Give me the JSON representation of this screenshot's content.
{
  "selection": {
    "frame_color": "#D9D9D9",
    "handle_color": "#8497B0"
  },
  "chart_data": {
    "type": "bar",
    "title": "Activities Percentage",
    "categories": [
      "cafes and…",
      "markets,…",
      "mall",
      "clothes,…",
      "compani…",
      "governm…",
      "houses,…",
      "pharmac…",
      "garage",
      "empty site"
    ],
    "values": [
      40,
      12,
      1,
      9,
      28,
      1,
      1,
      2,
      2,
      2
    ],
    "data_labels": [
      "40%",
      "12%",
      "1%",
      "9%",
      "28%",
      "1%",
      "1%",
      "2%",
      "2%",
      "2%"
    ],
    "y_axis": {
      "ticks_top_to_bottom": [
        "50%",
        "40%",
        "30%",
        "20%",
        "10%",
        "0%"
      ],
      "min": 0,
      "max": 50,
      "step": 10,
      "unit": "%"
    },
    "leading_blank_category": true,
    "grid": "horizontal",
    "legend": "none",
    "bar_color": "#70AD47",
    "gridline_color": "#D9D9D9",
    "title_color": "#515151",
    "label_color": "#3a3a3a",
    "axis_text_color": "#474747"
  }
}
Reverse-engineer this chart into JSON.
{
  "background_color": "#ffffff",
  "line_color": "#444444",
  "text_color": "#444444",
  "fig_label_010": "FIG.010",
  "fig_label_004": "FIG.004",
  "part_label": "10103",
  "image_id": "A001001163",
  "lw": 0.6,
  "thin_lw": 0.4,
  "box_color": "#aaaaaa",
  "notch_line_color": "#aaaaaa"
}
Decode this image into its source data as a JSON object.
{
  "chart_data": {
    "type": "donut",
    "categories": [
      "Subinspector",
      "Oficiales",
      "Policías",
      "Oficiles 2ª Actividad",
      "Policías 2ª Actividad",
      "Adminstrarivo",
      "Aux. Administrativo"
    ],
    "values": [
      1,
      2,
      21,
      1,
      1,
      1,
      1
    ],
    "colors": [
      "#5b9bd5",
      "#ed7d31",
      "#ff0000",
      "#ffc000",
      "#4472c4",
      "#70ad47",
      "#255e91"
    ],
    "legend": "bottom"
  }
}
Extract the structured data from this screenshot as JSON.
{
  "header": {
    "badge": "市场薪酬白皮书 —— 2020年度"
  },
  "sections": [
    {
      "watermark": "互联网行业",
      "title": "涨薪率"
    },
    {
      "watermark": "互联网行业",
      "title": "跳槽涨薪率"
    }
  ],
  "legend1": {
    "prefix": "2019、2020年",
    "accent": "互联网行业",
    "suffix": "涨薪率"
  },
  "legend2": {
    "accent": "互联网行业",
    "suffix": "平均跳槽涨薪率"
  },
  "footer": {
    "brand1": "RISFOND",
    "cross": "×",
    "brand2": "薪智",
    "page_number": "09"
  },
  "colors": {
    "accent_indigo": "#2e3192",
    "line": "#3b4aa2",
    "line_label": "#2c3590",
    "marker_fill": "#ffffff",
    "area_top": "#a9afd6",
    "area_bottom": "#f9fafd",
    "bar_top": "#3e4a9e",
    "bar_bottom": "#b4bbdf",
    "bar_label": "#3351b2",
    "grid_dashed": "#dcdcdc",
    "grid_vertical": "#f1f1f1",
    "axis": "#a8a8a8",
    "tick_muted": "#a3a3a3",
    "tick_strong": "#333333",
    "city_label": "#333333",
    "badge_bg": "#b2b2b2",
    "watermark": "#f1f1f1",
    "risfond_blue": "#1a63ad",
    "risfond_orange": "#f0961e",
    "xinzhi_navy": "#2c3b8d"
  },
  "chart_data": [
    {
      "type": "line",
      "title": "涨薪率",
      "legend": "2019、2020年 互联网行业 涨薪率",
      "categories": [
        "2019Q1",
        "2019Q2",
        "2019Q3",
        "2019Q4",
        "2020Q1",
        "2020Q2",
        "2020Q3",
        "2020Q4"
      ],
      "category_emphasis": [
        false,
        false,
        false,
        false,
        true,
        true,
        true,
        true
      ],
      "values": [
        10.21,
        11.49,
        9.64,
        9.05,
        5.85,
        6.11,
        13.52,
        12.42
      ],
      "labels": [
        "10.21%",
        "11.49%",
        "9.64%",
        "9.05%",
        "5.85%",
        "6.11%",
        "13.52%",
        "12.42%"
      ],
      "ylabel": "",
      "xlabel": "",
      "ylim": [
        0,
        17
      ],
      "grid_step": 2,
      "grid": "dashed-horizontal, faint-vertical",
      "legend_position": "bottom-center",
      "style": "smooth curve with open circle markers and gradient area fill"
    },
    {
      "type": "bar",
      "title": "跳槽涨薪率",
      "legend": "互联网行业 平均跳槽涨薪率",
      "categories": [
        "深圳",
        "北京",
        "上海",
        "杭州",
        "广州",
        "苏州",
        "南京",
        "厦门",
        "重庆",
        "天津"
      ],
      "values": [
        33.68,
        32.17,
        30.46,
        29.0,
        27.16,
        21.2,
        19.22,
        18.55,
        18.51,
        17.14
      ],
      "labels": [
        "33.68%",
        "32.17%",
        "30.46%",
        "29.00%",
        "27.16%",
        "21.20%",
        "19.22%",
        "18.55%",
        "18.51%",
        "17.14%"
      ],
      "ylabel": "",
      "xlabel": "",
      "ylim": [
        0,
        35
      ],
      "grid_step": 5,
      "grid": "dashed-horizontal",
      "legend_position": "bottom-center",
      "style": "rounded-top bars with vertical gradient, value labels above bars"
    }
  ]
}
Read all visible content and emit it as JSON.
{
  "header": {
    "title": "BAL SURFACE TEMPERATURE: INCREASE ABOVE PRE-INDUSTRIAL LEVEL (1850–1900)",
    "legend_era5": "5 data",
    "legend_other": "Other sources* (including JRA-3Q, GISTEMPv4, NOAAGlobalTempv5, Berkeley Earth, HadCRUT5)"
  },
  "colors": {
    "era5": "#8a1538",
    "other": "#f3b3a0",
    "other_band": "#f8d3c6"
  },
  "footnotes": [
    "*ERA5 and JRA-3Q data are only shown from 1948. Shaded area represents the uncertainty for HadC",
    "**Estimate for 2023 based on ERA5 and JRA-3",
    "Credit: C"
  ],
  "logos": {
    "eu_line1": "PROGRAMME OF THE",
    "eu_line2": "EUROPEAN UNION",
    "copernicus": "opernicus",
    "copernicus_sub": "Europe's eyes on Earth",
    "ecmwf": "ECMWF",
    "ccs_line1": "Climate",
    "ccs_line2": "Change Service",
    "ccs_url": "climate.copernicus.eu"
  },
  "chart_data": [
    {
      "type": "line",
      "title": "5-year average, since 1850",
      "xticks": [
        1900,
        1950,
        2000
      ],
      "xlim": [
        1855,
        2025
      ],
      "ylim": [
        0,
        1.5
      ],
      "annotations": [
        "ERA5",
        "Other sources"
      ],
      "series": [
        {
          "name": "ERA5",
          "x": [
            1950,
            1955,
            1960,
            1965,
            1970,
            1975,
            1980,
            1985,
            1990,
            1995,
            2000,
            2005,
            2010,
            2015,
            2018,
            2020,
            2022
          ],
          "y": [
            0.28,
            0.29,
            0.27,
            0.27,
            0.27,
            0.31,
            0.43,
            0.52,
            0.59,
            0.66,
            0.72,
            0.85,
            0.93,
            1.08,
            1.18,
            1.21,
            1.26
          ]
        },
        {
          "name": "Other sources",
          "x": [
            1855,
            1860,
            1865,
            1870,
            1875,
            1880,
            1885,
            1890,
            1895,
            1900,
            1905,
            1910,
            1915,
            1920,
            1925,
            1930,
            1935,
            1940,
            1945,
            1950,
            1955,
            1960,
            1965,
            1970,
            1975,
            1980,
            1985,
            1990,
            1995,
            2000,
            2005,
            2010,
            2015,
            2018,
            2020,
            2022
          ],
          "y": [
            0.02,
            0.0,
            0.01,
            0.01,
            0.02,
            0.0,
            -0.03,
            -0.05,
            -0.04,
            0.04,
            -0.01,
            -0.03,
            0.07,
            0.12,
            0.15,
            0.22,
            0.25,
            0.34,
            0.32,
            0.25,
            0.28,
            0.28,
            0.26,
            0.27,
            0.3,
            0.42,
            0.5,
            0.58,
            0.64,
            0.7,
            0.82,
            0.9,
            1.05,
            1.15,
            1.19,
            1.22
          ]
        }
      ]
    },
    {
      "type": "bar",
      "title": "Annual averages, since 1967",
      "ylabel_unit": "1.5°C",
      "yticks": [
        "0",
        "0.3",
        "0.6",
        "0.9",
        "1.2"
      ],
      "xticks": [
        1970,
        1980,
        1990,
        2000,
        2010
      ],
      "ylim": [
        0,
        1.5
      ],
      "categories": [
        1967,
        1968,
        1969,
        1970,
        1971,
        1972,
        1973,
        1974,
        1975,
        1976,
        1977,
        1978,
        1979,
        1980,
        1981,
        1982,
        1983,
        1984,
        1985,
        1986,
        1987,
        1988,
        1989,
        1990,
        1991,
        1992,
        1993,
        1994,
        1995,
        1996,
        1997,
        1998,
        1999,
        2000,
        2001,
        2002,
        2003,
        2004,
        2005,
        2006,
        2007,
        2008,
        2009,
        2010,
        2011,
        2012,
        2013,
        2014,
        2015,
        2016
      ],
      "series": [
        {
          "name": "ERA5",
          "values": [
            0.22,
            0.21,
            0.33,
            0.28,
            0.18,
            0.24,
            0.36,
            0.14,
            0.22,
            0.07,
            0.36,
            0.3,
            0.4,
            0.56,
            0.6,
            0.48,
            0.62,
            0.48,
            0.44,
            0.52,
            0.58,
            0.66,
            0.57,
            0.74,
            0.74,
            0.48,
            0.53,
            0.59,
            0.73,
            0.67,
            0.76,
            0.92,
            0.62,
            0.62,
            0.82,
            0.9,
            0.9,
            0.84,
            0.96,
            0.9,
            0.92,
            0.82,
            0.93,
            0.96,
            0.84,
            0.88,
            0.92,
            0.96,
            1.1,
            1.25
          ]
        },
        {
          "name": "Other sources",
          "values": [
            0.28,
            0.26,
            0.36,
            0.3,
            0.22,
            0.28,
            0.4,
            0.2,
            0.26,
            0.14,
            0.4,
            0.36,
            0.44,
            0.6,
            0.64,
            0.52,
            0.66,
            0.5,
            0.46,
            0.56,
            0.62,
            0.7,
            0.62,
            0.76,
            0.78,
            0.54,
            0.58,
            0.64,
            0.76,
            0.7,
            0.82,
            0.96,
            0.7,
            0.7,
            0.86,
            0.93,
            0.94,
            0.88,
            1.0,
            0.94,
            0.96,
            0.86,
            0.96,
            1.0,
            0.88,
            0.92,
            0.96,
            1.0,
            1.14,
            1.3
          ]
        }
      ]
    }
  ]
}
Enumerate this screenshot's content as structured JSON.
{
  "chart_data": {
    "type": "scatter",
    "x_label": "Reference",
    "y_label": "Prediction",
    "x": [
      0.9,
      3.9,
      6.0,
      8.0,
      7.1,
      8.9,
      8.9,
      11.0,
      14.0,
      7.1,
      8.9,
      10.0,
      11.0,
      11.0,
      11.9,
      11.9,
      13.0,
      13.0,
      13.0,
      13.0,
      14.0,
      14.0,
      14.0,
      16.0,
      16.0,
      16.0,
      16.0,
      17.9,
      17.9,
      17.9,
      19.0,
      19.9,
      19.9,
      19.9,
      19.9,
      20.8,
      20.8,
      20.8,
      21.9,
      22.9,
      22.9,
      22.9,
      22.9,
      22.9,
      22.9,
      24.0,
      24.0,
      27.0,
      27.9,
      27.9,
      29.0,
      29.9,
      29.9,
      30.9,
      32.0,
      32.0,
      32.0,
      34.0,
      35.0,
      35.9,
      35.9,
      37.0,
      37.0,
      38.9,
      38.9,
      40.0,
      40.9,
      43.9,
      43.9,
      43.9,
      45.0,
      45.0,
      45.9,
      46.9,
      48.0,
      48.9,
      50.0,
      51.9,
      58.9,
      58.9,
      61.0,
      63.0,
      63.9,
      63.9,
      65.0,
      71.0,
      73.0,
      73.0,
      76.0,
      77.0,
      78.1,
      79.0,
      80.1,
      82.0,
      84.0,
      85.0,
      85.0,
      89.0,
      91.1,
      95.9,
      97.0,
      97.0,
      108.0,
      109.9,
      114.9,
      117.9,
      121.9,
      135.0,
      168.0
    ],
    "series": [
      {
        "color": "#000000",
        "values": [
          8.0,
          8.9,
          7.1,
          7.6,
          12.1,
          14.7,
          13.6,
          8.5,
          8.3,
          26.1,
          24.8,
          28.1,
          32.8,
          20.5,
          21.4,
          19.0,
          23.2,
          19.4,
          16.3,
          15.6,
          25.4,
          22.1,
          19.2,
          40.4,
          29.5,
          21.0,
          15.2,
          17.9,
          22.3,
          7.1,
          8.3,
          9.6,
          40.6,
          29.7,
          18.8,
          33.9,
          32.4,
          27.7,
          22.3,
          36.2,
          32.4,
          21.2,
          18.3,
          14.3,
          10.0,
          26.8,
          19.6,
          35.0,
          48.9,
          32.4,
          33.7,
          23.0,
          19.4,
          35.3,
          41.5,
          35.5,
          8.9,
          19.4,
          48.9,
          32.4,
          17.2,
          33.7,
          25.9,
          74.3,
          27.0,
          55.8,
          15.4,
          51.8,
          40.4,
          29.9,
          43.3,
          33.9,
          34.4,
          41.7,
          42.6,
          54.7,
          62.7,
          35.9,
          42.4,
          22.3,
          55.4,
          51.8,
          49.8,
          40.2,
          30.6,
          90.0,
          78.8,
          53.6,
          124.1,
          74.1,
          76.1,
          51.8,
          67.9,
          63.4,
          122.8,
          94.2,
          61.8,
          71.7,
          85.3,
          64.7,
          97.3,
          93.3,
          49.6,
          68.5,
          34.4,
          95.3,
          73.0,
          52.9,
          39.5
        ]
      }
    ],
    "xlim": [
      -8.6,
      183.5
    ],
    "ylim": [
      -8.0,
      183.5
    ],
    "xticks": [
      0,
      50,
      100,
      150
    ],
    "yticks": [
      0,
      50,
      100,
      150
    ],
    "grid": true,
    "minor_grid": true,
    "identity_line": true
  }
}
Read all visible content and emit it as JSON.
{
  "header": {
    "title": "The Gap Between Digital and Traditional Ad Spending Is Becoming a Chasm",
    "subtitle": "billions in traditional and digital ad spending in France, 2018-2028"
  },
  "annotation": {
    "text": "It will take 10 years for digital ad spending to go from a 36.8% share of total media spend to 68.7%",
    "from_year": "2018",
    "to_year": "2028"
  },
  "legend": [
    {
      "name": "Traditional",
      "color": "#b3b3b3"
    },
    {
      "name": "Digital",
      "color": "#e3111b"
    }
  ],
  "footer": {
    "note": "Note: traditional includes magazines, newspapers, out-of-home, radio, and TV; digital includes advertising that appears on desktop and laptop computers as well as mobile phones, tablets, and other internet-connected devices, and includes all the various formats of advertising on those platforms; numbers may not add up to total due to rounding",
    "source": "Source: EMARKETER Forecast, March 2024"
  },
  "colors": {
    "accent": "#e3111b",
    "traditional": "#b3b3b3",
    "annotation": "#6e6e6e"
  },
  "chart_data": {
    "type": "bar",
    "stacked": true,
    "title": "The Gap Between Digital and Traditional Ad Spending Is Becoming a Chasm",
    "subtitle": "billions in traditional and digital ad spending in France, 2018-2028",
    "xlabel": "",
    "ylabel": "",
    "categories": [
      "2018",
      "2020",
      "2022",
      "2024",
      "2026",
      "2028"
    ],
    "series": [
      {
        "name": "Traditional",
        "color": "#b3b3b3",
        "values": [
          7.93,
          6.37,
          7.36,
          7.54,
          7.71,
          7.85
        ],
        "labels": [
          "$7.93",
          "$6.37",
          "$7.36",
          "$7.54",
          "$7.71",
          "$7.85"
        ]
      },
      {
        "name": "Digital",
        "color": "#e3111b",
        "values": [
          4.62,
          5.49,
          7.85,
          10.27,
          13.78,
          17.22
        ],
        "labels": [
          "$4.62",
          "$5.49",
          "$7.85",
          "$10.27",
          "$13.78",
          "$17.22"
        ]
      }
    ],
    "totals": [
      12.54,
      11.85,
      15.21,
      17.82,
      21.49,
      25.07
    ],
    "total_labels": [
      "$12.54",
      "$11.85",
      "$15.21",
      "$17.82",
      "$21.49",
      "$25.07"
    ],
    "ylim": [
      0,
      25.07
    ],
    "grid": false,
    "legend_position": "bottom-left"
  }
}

—————

Task description: List each line of the records that holds the string "screenshot".

Exercise response:
Give me the JSON representation of this screenshot's content.
Extract the structured data from this screenshot as JSON.
Enumerate this screenshot's content as structured JSON.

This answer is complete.